TEXTO PROPORCIONADO:
Hay dos polos negativos en la mirada clínica ante algo infrecuente. Uno es la ignorancia de una rara posibilidad, lo que conduce al tardío diagnóstico de muchas enfermedades de baja prevalencia. Otro es el agotamiento de posibilidades en busca del síndrome rarísimo cuya confirmación no aportará beneficios terapéuticos ni pronósticos. Su hallazgo puede ir acompañado de una estética peculiar, por no decir perversa, expresada a veces en el parloteo médico al hablar de algún caso bonito o precioso para referirse a situaciones que, a pesar de su muy discutible belleza, comportan un pronóstico o una calidad de vida infaustos.

DATOS PROPORCIONADOS:
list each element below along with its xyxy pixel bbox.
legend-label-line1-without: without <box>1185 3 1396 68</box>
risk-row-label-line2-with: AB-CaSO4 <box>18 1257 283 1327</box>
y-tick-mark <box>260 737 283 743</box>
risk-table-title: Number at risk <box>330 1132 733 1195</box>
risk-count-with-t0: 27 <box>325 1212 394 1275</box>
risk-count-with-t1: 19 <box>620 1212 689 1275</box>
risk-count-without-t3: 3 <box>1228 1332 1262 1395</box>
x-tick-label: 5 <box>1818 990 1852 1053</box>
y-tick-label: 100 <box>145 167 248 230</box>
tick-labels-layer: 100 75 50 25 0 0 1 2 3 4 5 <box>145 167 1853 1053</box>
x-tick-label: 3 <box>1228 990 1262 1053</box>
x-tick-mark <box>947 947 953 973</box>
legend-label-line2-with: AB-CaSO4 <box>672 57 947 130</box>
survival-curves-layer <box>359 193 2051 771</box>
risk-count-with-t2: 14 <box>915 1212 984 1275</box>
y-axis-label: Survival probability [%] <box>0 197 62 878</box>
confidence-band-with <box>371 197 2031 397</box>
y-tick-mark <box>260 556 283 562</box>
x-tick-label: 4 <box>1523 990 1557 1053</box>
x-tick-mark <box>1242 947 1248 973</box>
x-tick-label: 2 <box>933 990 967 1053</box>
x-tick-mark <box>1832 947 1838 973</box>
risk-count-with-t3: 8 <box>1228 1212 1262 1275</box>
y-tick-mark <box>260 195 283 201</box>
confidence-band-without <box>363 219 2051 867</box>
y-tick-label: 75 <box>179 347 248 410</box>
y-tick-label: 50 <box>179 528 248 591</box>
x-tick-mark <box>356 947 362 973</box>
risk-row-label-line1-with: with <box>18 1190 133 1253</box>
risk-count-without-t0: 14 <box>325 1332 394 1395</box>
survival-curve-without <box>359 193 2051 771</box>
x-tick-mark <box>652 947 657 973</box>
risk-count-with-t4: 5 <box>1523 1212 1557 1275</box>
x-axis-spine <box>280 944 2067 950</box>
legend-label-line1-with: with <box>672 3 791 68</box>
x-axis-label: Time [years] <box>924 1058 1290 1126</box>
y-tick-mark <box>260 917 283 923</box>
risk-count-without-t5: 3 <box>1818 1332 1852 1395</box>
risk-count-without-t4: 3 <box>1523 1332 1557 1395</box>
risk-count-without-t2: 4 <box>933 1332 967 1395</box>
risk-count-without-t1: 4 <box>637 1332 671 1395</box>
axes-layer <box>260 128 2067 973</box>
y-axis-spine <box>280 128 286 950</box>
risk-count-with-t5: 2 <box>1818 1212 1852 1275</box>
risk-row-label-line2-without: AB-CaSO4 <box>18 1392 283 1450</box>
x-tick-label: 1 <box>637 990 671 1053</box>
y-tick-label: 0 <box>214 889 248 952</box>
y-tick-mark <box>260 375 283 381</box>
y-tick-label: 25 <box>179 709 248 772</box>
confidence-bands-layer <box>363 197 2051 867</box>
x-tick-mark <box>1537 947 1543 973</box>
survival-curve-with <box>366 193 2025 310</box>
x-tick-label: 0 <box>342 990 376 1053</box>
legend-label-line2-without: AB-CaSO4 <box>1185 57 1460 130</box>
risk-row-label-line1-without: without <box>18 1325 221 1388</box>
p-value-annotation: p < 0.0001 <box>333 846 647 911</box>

QUÉ SE PIDE: Prosigue el texto sobre la mirada clínica ante lo infrecuente a partir de su última oración.

RESULTADO ESPERADO:
No es infrecuente que la obsesión diagnóstica centre su mirada en lo más extraño. Conan Doyle le hacía afirmar a Sherlock Holmes que “una vez descartado lo imposible, lo que queda, por improbable que parezca, debe ser la verdad”. Pues bien, el exceso diagnóstico, que a veces torna en puro encarnizamiento, permite una ligera pero importante transformación de la frase anterior para decir que una vez descartado lo imposible, lo que queda, por PROBABLE que parezca, debe ser la verdad.
Hay dos elementos importantes en Medicina, además del saber técnico. Uno es la intuición del médico, eso de lo que personalmente carezco y que suele conocerse como “ojo clínico”, y que responde a asumir una probabilidad a priori sensata de un diagnóstico, tras lo cual algunas pruebas lo sostendrían o no. Otro es la calma necesaria ante situaciones no urgentes, en la que un facultativo asuma la principal responsabilidad y, evitando el exceso de peregrinaciones a diversos especialistas, indique las pruebas complementarias precisas. Ambos elementos vienen a ser la aplicación pragmática de la perspectiva bayesiana, aunque no se haga ningún cálculo matemático en su adopción.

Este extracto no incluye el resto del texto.